---------- DATASET
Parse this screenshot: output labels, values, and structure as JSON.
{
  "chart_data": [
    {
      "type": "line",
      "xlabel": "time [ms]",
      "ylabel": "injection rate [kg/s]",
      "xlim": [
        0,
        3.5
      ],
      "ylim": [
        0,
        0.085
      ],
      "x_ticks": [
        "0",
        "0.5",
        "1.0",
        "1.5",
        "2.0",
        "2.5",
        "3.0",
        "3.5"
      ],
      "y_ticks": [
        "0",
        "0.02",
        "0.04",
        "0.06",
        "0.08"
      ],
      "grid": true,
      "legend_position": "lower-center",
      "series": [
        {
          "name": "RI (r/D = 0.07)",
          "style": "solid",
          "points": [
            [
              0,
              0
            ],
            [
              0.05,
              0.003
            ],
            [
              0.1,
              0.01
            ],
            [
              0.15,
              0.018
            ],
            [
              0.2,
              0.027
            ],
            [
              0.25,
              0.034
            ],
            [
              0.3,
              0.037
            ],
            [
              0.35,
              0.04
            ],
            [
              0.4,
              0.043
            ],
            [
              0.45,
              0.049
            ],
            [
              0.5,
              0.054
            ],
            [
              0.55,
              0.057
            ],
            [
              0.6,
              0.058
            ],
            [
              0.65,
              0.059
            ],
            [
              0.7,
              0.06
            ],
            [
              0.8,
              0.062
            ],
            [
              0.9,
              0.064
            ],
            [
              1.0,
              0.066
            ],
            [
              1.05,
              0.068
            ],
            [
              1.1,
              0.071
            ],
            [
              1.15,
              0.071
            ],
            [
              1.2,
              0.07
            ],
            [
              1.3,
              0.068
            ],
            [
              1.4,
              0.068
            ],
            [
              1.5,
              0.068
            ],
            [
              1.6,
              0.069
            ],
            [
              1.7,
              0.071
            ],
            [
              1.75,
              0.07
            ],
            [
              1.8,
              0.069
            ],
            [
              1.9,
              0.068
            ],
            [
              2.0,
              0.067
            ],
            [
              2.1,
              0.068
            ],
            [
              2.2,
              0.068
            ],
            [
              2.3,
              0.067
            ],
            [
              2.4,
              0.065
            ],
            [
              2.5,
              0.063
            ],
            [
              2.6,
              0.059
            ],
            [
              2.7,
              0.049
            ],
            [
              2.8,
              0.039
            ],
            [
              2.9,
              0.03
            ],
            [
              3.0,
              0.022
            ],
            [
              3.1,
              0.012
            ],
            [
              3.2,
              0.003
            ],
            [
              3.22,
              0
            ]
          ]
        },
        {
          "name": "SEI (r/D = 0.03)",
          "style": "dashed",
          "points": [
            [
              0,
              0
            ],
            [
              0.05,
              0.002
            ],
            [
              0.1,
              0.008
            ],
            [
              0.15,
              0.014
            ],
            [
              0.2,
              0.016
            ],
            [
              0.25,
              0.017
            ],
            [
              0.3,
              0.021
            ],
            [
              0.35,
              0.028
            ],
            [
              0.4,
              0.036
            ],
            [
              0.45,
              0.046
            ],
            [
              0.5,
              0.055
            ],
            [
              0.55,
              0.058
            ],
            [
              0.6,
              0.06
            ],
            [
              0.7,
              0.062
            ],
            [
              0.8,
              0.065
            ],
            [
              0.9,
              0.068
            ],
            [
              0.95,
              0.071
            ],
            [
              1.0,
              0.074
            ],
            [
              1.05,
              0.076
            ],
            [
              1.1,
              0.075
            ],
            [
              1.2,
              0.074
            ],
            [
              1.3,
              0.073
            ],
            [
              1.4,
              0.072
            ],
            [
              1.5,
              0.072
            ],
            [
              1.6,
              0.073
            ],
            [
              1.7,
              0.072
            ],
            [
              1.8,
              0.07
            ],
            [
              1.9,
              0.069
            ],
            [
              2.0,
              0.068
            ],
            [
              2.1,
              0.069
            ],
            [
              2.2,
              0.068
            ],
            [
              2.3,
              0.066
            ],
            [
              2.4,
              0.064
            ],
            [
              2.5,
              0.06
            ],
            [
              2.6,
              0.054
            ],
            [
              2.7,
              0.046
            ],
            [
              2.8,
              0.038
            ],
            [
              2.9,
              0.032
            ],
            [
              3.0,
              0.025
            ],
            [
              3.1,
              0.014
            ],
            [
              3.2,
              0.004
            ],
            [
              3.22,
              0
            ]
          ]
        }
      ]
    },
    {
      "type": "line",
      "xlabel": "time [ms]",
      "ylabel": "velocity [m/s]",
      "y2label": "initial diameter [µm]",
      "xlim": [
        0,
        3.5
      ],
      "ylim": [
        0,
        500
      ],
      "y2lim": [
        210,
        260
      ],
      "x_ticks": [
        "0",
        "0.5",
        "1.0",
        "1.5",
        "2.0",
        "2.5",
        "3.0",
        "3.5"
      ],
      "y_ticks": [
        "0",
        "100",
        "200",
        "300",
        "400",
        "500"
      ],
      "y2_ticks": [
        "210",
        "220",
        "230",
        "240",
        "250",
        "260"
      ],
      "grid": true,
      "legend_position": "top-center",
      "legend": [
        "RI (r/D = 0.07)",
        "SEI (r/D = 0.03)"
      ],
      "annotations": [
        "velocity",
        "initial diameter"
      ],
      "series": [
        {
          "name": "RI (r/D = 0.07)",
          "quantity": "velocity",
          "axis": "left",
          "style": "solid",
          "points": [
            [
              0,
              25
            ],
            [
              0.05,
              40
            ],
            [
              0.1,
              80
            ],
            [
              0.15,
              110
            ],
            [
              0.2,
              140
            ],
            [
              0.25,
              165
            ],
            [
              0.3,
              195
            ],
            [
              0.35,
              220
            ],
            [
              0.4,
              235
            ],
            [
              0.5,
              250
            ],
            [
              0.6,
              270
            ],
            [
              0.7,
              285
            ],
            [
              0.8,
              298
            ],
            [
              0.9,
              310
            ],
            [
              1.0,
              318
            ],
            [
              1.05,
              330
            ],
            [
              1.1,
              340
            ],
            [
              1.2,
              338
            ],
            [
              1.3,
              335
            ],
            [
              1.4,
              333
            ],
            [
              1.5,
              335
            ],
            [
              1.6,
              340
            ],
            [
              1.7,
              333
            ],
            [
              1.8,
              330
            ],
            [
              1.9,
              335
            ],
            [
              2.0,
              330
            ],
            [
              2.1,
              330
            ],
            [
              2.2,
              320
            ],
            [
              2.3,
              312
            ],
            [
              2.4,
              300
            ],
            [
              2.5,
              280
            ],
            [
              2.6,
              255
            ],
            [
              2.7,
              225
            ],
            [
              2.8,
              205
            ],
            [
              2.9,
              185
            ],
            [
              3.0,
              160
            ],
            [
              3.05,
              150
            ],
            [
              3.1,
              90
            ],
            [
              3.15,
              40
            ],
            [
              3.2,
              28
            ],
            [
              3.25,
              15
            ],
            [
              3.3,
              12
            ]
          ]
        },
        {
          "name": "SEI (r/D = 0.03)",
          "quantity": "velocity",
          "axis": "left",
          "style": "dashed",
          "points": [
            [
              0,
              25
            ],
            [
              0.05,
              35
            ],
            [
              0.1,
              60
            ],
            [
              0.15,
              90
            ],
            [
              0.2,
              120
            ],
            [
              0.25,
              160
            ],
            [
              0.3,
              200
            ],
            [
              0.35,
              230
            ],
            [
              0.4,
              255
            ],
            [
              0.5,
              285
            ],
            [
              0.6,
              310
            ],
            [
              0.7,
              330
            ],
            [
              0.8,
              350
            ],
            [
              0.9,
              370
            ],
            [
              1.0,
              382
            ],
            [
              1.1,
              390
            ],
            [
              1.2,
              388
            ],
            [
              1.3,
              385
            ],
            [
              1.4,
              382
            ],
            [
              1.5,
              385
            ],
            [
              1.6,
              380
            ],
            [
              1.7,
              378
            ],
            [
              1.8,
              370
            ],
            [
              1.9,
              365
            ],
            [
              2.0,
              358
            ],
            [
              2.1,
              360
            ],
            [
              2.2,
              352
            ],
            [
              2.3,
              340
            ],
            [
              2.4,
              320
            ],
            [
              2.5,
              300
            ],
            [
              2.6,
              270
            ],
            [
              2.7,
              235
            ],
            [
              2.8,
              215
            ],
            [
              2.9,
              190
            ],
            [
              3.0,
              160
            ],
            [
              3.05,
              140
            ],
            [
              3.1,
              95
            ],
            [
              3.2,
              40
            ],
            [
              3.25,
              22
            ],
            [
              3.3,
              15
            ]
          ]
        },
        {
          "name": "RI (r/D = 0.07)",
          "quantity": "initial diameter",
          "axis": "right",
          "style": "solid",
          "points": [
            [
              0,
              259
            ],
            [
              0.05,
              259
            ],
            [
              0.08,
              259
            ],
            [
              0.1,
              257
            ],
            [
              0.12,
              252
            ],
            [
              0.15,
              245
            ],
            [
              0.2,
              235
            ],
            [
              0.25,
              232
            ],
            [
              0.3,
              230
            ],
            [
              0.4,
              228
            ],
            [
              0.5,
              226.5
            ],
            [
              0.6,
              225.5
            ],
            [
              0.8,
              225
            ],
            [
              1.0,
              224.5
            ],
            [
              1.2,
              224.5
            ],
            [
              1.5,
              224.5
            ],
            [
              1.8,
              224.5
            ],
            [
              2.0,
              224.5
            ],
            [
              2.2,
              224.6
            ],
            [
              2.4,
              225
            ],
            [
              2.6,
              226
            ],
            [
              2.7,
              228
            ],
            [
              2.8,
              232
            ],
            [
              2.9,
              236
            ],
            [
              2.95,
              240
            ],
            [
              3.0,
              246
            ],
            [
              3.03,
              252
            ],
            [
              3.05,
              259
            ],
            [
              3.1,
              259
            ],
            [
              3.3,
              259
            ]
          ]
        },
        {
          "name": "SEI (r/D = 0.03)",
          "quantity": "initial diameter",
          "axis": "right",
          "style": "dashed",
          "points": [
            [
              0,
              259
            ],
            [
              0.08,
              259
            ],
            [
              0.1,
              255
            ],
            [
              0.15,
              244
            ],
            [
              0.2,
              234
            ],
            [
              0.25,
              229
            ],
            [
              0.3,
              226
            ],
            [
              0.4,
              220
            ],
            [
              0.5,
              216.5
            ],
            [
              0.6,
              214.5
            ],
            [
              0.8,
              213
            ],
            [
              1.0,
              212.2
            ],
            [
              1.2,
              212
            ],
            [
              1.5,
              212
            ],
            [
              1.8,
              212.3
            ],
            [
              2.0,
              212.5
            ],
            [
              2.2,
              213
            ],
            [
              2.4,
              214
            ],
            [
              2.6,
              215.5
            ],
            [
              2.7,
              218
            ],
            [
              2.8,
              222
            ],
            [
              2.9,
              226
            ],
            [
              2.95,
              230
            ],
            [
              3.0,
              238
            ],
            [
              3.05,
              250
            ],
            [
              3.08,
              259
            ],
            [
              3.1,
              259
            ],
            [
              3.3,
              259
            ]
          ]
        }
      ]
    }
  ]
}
--------------------
> EXERCISE REQUIREMENTS
Return every line in the listing that contains the word "velocity".

> WRITTEN REPLY
      "ylabel": "velocity [m/s]",
        "velocity",
          "quantity": "velocity",
          "quantity": "velocity",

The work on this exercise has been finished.